(GIVEN INSTRUCTION): Whenever a line contains the string "JSON", copy it out of the entries.

(begin)

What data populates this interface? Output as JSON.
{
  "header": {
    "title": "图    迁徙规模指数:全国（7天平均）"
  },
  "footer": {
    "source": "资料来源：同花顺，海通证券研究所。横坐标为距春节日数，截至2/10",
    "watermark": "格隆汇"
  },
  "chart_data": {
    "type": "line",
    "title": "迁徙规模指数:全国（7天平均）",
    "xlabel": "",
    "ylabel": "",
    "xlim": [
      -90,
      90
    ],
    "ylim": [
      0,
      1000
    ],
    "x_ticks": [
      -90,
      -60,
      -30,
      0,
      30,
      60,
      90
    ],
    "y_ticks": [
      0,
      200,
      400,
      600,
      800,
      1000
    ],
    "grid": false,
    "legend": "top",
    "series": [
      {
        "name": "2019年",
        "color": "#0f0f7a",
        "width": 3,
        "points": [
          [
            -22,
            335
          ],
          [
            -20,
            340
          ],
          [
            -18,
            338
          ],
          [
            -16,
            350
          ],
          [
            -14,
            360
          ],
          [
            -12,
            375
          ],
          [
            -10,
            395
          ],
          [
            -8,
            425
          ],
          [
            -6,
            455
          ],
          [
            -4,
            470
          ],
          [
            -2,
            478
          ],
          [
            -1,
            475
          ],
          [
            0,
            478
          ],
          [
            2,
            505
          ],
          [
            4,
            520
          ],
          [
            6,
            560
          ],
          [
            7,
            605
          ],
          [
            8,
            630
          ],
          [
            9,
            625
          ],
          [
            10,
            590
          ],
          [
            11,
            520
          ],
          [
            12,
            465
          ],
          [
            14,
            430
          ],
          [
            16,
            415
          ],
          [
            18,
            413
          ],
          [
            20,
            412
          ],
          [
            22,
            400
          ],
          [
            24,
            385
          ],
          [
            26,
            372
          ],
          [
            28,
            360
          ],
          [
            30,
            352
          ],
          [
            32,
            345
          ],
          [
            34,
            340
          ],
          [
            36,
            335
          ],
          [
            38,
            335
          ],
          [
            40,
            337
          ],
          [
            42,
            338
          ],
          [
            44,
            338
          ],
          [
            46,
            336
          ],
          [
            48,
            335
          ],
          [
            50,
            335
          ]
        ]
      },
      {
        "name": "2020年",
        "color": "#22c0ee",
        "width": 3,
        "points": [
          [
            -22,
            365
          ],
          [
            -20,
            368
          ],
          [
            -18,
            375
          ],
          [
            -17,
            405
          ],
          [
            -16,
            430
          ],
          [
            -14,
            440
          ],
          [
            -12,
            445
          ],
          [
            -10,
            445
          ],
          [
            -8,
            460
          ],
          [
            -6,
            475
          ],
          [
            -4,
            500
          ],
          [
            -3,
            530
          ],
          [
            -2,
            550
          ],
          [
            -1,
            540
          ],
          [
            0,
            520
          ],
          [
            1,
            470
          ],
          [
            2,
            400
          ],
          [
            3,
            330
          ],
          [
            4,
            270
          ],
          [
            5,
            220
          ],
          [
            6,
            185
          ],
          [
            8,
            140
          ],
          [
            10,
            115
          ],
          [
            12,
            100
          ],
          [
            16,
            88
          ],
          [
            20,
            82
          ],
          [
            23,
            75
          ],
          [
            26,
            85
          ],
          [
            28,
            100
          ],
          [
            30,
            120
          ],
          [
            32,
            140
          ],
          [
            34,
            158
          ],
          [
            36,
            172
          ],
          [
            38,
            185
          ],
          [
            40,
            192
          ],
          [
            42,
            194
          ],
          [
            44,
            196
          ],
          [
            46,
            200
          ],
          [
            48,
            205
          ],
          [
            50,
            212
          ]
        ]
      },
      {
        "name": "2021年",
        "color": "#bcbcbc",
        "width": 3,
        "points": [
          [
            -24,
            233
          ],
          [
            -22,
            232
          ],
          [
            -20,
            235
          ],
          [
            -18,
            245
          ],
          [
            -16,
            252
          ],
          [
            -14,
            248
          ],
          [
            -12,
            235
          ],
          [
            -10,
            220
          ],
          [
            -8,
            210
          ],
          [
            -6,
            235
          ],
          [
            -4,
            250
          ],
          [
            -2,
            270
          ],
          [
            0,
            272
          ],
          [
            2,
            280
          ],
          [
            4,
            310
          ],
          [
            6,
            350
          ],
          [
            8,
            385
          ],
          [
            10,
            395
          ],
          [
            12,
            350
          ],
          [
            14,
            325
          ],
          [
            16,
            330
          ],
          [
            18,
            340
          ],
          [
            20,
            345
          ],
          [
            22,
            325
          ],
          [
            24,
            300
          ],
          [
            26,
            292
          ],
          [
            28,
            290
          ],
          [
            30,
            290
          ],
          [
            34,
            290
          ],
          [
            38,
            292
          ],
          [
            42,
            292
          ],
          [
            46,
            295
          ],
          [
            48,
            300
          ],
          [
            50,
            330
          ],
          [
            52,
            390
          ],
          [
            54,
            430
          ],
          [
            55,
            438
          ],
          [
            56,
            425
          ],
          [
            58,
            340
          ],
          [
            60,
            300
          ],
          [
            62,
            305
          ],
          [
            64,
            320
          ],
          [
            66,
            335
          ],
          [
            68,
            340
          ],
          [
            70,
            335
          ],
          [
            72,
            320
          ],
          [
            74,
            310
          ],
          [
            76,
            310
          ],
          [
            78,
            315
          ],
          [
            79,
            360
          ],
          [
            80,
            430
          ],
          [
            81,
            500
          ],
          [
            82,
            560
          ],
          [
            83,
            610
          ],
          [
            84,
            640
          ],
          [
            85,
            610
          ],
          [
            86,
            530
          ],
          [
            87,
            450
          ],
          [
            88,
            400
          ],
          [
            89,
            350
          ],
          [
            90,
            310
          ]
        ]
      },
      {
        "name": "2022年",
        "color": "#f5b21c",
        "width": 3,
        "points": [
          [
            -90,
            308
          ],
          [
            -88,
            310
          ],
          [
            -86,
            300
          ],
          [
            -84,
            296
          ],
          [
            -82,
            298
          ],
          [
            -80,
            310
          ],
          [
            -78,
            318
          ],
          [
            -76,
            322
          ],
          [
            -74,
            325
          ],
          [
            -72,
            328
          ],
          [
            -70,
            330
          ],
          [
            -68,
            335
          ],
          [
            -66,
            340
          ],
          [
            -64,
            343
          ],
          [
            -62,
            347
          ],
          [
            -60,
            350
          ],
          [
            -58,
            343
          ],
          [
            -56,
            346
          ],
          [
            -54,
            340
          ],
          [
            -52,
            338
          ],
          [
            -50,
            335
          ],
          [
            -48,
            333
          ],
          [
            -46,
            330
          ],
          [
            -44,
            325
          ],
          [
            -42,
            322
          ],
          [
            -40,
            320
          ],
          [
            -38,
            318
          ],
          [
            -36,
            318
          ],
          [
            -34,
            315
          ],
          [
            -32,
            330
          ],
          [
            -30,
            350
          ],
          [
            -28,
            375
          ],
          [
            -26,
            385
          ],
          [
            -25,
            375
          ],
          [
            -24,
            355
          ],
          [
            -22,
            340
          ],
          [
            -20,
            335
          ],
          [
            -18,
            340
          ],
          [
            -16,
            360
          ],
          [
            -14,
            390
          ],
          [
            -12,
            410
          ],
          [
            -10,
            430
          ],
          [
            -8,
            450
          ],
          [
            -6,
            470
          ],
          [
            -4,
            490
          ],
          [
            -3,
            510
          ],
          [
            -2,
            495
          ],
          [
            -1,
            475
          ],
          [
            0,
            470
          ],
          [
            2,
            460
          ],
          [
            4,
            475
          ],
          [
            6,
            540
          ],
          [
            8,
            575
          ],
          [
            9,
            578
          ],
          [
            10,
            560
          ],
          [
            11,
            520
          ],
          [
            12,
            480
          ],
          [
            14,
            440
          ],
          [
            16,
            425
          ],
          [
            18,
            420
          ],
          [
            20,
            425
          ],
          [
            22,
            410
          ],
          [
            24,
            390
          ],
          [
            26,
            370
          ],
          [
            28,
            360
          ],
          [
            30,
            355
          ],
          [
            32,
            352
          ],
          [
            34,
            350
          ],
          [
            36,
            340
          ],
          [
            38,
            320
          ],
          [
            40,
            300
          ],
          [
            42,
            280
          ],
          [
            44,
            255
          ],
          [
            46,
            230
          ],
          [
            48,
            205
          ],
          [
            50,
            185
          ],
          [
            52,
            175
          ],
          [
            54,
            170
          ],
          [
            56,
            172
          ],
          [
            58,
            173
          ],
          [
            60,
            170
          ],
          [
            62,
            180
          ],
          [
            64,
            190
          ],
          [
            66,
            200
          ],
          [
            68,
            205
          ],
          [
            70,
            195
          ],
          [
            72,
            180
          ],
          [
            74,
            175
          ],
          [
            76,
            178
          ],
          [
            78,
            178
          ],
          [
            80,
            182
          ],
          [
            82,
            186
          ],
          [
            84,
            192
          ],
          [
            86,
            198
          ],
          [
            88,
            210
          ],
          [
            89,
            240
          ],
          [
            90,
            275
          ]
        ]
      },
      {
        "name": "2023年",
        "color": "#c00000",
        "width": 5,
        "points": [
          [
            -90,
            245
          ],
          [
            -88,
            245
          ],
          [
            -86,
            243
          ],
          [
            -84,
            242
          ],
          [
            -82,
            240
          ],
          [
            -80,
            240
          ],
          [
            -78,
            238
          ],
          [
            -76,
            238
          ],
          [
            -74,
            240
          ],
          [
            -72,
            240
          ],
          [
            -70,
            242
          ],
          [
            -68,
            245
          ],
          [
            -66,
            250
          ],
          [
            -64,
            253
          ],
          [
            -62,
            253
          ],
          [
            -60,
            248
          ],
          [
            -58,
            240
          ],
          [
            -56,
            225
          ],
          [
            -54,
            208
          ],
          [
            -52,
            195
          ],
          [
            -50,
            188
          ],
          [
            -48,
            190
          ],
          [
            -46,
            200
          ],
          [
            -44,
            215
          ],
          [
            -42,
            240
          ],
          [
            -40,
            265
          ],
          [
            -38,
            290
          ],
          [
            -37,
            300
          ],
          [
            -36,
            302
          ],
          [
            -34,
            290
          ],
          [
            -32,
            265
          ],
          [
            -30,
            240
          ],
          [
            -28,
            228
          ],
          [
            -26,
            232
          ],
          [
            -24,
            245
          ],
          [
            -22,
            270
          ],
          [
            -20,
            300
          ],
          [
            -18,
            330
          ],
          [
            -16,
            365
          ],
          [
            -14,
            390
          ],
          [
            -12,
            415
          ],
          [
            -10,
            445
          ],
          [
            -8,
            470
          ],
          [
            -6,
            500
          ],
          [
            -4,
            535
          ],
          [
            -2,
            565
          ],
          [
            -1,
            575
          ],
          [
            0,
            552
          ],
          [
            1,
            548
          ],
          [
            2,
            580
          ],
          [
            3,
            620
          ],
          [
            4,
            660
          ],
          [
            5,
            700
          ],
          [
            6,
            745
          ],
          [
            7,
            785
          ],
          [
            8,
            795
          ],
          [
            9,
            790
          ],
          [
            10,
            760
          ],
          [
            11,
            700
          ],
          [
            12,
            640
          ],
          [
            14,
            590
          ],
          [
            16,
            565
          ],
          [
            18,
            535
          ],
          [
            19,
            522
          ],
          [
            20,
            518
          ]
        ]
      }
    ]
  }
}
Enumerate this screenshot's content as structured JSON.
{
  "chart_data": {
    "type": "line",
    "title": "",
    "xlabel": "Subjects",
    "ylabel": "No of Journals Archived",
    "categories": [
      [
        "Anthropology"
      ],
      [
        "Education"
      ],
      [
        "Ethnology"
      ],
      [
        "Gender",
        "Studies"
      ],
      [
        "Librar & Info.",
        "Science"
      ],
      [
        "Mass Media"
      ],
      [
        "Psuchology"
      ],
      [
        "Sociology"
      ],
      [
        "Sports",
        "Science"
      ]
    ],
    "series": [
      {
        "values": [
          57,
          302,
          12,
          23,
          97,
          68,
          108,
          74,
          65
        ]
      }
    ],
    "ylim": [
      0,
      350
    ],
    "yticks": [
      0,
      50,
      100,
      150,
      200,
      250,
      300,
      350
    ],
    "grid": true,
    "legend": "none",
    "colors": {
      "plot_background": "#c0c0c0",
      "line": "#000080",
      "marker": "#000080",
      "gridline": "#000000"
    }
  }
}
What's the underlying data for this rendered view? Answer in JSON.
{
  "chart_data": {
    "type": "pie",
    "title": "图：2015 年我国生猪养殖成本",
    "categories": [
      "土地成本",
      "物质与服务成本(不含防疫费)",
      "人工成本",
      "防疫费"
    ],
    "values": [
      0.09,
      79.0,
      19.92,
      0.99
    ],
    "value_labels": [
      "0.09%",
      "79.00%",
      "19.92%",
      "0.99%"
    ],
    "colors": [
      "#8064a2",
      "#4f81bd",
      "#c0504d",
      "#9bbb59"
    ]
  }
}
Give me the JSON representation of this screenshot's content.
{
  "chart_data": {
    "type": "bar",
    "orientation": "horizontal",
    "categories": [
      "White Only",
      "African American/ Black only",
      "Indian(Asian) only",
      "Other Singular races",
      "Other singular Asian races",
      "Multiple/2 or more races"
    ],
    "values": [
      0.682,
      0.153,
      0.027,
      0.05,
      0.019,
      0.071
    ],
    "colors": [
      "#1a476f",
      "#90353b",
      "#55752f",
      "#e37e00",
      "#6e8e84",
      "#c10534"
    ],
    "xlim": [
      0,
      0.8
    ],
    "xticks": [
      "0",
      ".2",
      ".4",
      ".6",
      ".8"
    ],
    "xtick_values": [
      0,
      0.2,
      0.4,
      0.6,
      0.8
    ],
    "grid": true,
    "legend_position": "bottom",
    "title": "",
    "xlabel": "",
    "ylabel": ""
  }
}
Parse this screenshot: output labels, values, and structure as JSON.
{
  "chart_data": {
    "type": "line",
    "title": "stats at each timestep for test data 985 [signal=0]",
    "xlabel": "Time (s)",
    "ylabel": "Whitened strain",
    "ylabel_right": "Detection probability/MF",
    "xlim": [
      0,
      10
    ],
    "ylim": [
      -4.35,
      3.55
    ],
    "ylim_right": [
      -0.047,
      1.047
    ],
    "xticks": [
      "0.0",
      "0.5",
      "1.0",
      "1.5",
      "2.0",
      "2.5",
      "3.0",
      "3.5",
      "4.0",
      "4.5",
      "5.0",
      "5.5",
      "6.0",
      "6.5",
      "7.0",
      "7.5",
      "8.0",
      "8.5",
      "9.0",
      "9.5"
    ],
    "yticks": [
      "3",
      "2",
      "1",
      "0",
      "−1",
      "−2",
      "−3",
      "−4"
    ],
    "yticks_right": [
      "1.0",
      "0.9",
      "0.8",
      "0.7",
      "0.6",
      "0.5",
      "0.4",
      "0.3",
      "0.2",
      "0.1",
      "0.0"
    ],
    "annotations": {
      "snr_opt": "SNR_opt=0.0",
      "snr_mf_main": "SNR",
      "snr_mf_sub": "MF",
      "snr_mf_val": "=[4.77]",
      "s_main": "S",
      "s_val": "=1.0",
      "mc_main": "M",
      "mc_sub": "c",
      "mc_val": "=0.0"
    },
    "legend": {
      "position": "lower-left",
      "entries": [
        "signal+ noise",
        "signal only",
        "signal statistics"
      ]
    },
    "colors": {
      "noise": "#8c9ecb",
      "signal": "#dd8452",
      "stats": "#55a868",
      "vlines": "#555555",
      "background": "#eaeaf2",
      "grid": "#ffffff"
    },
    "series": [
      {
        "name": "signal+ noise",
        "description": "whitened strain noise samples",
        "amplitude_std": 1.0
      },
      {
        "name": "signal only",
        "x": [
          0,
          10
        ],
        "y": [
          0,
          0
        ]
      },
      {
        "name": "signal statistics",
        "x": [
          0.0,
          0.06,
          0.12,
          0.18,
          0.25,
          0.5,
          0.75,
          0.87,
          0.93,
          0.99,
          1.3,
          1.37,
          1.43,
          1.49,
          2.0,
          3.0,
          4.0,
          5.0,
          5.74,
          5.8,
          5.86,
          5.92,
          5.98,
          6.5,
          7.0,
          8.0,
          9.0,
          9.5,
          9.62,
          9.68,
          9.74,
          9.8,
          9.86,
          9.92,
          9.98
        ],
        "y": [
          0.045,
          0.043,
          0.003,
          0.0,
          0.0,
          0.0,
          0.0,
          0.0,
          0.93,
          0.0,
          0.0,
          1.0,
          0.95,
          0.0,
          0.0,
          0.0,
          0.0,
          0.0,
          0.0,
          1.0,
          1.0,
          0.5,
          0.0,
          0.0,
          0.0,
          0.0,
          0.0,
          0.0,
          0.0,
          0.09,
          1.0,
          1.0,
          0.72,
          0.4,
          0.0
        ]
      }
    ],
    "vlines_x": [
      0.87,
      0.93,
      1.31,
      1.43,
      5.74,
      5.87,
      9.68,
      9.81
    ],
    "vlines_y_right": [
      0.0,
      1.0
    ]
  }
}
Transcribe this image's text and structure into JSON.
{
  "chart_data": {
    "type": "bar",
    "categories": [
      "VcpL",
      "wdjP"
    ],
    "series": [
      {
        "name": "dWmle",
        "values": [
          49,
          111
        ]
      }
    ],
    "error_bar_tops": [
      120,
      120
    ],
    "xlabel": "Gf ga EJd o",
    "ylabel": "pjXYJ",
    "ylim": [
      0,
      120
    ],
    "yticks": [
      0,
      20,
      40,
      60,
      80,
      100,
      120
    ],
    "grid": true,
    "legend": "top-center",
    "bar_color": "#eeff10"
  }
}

(end)

(WRITTEN REPLY):
What data populates this interface? Output as JSON.
Enumerate this screenshot's content as structured JSON.
What's the underlying data for this rendered view? Answer in JSON.
Give me the JSON representation of this screenshot's content.
Parse this screenshot: output labels, values, and structure as JSON.
Transcribe this image's text and structure into JSON.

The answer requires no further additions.